EXERCISE GOAL:
Only the number is wanted: tally the lines below that contain the word "الله".

STORED RECORDS:
* * * * * * * * *

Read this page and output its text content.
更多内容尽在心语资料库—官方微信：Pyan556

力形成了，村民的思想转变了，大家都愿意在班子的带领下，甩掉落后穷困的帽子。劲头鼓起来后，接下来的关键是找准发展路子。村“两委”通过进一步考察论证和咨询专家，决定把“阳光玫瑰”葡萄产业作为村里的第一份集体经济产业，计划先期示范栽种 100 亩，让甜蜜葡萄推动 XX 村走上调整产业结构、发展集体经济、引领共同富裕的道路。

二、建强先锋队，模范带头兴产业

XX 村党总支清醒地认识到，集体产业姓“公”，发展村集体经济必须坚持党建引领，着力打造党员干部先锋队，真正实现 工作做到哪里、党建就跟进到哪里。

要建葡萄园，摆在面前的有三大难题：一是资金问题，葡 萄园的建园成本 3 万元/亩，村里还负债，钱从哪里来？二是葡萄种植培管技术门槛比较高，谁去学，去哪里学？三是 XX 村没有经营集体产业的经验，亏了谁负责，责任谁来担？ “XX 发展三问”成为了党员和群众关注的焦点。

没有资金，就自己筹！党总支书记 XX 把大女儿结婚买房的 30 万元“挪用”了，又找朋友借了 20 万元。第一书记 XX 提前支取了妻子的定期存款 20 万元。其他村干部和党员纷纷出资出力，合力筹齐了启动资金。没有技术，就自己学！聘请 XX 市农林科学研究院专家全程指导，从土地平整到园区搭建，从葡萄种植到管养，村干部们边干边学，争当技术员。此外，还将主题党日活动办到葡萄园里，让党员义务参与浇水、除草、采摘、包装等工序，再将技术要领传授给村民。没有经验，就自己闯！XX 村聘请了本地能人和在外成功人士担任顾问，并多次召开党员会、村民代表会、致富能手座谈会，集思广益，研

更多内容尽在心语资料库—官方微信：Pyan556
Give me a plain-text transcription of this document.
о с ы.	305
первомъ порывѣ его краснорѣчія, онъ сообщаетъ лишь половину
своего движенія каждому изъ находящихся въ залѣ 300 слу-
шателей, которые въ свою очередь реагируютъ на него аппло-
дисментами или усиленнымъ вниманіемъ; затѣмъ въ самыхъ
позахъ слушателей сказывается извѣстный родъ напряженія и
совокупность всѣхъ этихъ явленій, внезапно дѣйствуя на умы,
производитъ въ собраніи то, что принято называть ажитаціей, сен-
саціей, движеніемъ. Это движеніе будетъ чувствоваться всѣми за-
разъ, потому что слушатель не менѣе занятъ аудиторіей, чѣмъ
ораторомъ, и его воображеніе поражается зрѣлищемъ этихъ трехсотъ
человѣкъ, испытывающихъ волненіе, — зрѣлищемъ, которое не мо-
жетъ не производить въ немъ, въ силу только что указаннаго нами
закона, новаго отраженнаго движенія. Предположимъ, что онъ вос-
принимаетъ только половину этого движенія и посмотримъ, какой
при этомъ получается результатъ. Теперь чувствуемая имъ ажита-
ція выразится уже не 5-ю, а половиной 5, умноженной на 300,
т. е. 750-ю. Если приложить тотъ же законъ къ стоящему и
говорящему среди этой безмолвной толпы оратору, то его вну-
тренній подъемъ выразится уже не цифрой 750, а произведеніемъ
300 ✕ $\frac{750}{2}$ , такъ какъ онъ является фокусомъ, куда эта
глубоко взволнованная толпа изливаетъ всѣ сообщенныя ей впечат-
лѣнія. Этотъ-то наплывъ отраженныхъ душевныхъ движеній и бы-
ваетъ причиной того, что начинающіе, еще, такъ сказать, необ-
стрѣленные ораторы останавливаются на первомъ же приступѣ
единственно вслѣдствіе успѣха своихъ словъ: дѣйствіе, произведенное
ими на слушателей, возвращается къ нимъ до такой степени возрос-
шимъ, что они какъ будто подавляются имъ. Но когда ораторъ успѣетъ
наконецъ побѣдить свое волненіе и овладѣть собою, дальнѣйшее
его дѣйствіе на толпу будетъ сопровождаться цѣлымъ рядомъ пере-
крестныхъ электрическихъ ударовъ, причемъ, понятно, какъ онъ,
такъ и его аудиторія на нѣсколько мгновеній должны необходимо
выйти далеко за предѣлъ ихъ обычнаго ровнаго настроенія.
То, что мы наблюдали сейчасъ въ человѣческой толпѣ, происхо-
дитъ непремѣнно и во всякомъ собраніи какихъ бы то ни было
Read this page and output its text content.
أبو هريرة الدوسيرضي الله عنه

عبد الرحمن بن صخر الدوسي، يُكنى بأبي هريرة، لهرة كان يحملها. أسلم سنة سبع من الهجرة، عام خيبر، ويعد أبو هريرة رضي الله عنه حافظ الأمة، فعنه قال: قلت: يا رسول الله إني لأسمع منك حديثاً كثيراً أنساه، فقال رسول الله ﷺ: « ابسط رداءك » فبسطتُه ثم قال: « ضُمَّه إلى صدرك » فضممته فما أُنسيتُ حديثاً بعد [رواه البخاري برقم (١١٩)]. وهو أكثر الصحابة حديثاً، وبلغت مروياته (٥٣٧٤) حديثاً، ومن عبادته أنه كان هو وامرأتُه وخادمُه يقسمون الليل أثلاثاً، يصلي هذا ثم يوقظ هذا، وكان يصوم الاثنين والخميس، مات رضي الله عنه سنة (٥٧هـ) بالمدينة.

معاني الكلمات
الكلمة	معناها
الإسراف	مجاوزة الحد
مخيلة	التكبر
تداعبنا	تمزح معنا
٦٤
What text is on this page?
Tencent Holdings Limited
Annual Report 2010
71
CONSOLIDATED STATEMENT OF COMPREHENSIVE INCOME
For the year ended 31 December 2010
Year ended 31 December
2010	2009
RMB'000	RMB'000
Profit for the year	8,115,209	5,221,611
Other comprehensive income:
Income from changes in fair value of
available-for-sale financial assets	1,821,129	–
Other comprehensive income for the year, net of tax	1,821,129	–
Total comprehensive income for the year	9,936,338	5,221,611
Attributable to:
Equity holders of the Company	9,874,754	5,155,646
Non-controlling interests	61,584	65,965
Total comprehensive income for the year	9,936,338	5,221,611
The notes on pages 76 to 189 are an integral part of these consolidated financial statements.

* * * * * * * * *

ANSWER FOR THE TASK:
2